### What the task requires
Output each line of the material exactly as it stands.

═════ Dataset rows ═════

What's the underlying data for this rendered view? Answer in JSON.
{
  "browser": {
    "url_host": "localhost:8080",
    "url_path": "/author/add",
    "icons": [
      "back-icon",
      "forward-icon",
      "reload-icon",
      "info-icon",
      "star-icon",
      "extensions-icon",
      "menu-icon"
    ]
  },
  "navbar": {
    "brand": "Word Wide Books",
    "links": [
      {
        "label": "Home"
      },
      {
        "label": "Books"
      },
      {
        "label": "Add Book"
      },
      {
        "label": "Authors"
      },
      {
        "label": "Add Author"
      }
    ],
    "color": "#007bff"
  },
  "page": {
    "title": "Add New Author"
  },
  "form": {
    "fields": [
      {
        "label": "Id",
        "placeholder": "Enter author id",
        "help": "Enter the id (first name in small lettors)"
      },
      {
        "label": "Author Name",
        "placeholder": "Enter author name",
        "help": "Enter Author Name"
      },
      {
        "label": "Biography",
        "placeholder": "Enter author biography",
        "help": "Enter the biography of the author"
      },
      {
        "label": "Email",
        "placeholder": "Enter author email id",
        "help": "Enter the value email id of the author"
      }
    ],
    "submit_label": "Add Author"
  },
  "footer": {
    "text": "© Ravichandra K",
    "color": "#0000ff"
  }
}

═════

### Result of the task
What's the underlying data for this rendered view? Answer in JSON.
{
  "browser": {
    "url_host": "localhost:8080",
    "url_path": "/author/add",
    "icons": [
      "back-icon",
      "forward-icon",
      "reload-icon",
      "info-icon",
      "star-icon",
      "extensions-icon",
      "menu-icon"
    ]
  },
  "navbar": {
    "brand": "Word Wide Books",
    "links": [
      {
        "label": "Home"
      },
      {
        "label": "Books"
      },
      {
        "label": "Add Book"
      },
      {
        "label": "Authors"
      },
      {
        "label": "Add Author"
      }
    ],
    "color": "#007bff"
  },
  "page": {
    "title": "Add New Author"
  },
  "form": {
    "fields": [
      {
        "label": "Id",
        "placeholder": "Enter author id",
        "help": "Enter the id (first name in small lettors)"
      },
      {
        "label": "Author Name",
        "placeholder": "Enter author name",
        "help": "Enter Author Name"
      },
      {
        "label": "Biography",
        "placeholder": "Enter author biography",
        "help": "Enter the biography of the author"
      },
      {
        "label": "Email",
        "placeholder": "Enter author email id",
        "help": "Enter the value email id of the author"
      }
    ],
    "submit_label": "Add Author"
  },
  "footer": {
    "text": "© Ravichandra K",
    "color": "#0000ff"
  }
}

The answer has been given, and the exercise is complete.